YOUR INSTRUCTIONS - Swap "caption" in for every "label" in the lines from the first one through the line containing "wheelbase label: ″: [276, 561, 287, 591]", inclusive. Write out those lines again with nothing else changed.
--- START OF TASK DATA ---
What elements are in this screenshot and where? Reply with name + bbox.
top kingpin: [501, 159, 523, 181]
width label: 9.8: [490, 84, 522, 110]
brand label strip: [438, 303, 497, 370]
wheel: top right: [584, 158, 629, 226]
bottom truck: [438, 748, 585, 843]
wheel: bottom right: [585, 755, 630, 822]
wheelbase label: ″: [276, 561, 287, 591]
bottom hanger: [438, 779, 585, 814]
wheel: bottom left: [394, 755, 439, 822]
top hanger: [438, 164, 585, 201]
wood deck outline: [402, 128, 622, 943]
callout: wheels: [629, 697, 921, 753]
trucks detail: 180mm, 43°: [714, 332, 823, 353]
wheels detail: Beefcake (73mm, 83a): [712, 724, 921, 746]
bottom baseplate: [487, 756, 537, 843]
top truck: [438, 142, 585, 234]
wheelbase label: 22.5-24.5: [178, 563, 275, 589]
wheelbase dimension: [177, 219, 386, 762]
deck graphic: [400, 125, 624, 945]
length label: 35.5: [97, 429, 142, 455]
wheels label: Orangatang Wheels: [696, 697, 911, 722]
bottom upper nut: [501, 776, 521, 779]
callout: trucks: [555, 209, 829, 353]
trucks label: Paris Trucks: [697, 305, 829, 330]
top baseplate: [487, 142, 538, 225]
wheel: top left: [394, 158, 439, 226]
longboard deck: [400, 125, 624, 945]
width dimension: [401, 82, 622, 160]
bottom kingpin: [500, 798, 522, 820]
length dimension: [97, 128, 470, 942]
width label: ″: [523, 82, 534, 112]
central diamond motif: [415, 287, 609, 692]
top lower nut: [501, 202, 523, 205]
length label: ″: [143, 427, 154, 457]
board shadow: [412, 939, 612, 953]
--- END OF TASK DATA ---
TASK SOLUTION -
What elements are in this screenshot and where? Reply with name + bbox.
top kingpin: [501, 159, 523, 181]
width caption: 9.8: [490, 84, 522, 110]
brand caption strip: [438, 303, 497, 370]
wheel: top right: [584, 158, 629, 226]
bottom truck: [438, 748, 585, 843]
wheel: bottom right: [585, 755, 630, 822]
wheelbase caption: ″: [276, 561, 287, 591]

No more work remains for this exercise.